#### Prompt:
Pull every line with the word "subtitle" out of the entries below.

— START Task material —

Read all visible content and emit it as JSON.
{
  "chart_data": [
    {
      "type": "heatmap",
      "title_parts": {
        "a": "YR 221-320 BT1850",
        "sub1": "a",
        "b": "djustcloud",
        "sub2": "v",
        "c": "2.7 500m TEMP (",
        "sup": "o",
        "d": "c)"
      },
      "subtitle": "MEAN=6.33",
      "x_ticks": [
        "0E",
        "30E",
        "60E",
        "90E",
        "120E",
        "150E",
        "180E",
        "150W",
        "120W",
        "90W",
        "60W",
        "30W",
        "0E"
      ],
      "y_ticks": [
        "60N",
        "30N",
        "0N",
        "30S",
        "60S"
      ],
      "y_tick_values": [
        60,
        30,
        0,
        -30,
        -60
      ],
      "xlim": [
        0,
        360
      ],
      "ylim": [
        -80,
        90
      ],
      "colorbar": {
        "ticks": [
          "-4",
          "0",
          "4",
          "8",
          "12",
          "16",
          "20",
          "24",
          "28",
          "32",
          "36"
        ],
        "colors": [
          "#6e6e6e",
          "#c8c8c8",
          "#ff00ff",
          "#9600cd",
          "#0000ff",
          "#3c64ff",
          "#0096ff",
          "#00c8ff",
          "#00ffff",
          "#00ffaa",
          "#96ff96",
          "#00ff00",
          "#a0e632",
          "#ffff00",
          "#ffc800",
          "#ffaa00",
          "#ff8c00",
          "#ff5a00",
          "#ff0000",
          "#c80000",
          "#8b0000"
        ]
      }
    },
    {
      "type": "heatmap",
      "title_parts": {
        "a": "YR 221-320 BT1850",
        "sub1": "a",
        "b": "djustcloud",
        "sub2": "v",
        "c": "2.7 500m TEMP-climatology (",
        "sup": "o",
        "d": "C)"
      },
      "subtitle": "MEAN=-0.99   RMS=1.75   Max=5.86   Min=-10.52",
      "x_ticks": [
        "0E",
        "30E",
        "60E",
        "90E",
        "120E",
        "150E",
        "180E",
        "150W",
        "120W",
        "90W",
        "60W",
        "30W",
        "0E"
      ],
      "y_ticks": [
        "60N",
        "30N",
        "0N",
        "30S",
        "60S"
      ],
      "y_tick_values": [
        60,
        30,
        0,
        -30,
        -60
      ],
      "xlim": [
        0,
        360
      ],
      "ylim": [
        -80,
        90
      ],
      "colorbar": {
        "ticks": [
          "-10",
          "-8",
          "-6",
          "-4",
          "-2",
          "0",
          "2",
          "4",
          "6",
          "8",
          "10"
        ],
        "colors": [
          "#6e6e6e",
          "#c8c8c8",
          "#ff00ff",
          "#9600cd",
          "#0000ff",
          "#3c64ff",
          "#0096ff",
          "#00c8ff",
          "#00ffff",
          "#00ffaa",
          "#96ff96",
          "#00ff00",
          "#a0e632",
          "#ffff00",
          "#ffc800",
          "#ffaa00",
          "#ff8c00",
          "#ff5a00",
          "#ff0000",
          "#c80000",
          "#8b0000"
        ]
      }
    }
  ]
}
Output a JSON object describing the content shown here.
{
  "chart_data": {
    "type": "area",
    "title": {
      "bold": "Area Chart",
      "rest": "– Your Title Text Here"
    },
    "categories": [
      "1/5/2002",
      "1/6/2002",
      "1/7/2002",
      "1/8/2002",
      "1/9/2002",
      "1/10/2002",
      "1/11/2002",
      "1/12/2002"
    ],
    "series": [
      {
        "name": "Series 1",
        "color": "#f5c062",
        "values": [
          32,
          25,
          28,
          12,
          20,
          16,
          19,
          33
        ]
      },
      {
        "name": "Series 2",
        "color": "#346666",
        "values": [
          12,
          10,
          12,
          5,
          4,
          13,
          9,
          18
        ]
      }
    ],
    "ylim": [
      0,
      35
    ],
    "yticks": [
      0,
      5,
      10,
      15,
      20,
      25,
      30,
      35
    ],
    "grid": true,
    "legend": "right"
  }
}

— END Task material —

#### Task answer:
      "subtitle": "MEAN=6.33",
      "subtitle": "MEAN=-0.99   RMS=1.75   Max=5.86   Min=-10.52",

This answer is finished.